> _Data for the task_:
------------------------------------------------------------

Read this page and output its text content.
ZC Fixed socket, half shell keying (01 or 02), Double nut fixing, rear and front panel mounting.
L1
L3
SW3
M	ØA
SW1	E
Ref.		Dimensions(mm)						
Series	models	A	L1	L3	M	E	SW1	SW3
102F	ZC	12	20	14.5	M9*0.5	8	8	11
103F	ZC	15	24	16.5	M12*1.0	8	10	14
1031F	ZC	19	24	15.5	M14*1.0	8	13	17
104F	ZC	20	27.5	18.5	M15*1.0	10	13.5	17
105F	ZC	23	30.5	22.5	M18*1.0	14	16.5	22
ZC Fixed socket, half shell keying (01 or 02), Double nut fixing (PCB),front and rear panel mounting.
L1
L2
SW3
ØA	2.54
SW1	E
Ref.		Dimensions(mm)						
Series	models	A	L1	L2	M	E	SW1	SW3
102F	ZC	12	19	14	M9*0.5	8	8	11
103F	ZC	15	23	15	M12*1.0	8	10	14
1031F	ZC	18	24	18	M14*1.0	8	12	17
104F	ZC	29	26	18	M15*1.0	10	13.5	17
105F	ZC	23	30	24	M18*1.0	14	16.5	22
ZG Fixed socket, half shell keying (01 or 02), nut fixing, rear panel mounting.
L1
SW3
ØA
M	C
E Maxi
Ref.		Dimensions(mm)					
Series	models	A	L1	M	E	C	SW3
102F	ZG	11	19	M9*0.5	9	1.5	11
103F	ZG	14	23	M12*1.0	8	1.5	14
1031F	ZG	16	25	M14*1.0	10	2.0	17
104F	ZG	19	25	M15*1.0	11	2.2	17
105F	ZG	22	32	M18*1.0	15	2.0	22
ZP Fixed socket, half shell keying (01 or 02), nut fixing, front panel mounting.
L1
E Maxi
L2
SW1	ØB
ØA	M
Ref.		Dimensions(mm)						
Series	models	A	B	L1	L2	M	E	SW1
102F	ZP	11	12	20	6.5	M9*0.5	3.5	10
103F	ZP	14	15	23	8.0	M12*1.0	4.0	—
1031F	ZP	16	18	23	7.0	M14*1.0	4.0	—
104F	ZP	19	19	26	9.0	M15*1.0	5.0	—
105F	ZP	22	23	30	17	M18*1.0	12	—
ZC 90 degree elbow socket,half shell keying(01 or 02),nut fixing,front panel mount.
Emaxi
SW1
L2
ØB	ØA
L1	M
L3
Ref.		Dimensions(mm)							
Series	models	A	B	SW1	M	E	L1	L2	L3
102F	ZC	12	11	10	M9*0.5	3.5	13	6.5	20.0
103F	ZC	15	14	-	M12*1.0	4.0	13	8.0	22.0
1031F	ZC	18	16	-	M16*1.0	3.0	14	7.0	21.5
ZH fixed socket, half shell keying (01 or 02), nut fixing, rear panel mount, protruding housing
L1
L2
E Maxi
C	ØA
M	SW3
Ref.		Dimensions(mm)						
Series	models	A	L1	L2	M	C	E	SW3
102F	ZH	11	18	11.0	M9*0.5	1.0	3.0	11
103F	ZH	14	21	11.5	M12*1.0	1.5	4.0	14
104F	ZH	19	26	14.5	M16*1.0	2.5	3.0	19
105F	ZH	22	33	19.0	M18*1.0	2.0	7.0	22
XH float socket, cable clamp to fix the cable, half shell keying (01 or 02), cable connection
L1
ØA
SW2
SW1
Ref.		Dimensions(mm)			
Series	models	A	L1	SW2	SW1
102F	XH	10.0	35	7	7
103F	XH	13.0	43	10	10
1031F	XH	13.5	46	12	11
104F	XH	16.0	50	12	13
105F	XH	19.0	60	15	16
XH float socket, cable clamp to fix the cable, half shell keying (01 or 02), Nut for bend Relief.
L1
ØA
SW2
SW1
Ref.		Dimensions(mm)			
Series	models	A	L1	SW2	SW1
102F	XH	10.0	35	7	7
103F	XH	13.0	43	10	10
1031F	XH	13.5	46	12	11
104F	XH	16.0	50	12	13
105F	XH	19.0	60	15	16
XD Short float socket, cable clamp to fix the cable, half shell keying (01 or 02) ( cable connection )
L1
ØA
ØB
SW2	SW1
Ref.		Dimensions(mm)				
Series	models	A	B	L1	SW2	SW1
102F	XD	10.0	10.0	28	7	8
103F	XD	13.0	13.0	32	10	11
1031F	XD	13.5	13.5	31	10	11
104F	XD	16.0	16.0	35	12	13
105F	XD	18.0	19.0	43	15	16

------------------------------------------------------------

> _Stated task_: Reproduce the material above without altering a single character.

> _Response_:
Read this page and output its text content.
ZC Fixed socket, half shell keying (01 or 02), Double nut fixing, rear and front panel mounting.
L1
L3
SW3
M	ØA
SW1	E
Ref.		Dimensions(mm)						
Series	models	A	L1	L3	M	E	SW1	SW3
102F	ZC	12	20	14.5	M9*0.5	8	8	11
103F	ZC	15	24	16.5	M12*1.0	8	10	14
1031F	ZC	19	24	15.5	M14*1.0	8	13	17
104F	ZC	20	27.5	18.5	M15*1.0	10	13.5	17
105F	ZC	23	30.5	22.5	M18*1.0	14	16.5	22
ZC Fixed socket, half shell keying (01 or 02), Double nut fixing (PCB),front and rear panel mounting.
L1
L2
SW3
ØA	2.54
SW1	E
Ref.		Dimensions(mm)						
Series	models	A	L1	L2	M	E	SW1	SW3
102F	ZC	12	19	14	M9*0.5	8	8	11
103F	ZC	15	23	15	M12*1.0	8	10	14
1031F	ZC	18	24	18	M14*1.0	8	12	17
104F	ZC	29	26	18	M15*1.0	10	13.5	17
105F	ZC	23	30	24	M18*1.0	14	16.5	22
ZG Fixed socket, half shell keying (01 or 02), nut fixing, rear panel mounting.
L1
SW3
ØA
M	C
E Maxi
Ref.		Dimensions(mm)					
Series	models	A	L1	M	E	C	SW3
102F	ZG	11	19	M9*0.5	9	1.5	11
103F	ZG	14	23	M12*1.0	8	1.5	14
1031F	ZG	16	25	M14*1.0	10	2.0	17
104F	ZG	19	25	M15*1.0	11	2.2	17
105F	ZG	22	32	M18*1.0	15	2.0	22
ZP Fixed socket, half shell keying (01 or 02), nut fixing, front panel mounting.
L1
E Maxi
L2
SW1	ØB
ØA	M
Ref.		Dimensions(mm)						
Series	models	A	B	L1	L2	M	E	SW1
102F	ZP	11	12	20	6.5	M9*0.5	3.5	10
103F	ZP	14	15	23	8.0	M12*1.0	4.0	—
1031F	ZP	16	18	23	7.0	M14*1.0	4.0	—
104F	ZP	19	19	26	9.0	M15*1.0	5.0	—
105F	ZP	22	23	30	17	M18*1.0	12	—
ZC 90 degree elbow socket,half shell keying(01 or 02),nut fixing,front panel mount.
Emaxi
SW1
L2
ØB	ØA
L1	M
L3
Ref.		Dimensions(mm)							
Series	models	A	B	SW1	M	E	L1	L2	L3
102F	ZC	12	11	10	M9*0.5	3.5	13	6.5	20.0
103F	ZC	15	14	-	M12*1.0	4.0	13	8.0	22.0
1031F	ZC	18	16	-	M16*1.0	3.0	14	7.0	21.5
ZH fixed socket, half shell keying (01 or 02), nut fixing, rear panel mount, protruding housing
L1
L2
E Maxi
C	ØA
M	SW3
Ref.		Dimensions(mm)						
Series	models	A	L1	L2	M	C	E	SW3
102F	ZH	11	18	11.0	M9*0.5	1.0	3.0	11
103F	ZH	14	21	11.5	M12*1.0	1.5	4.0	14
104F	ZH	19	26	14.5	M16*1.0	2.5	3.0	19
105F	ZH	22	33	19.0	M18*1.0	2.0	7.0	22
XH float socket, cable clamp to fix the cable, half shell keying (01 or 02), cable connection
L1
ØA
SW2
SW1
Ref.		Dimensions(mm)			
Series	models	A	L1	SW2	SW1
102F	XH	10.0	35	7	7
103F	XH	13.0	43	10	10
1031F	XH	13.5	46	12	11
104F	XH	16.0	50	12	13
105F	XH	19.0	60	15	16
XH float socket, cable clamp to fix the cable, half shell keying (01 or 02), Nut for bend Relief.
L1
ØA
SW2
SW1
Ref.		Dimensions(mm)			
Series	models	A	L1	SW2	SW1
102F	XH	10.0	35	7	7
103F	XH	13.0	43	10	10
1031F	XH	13.5	46	12	11
104F	XH	16.0	50	12	13
105F	XH	19.0	60	15	16
XD Short float socket, cable clamp to fix the cable, half shell keying (01 or 02) ( cable connection )
L1
ØA
ØB
SW2	SW1
Ref.		Dimensions(mm)				
Series	models	A	B	L1	SW2	SW1
102F	XD	10.0	10.0	28	7	8
103F	XD	13.0	13.0	32	10	11
1031F	XD	13.5	13.5	31	10	11
104F	XD	16.0	16.0	35	12	13
105F	XD	18.0	19.0	43	15	16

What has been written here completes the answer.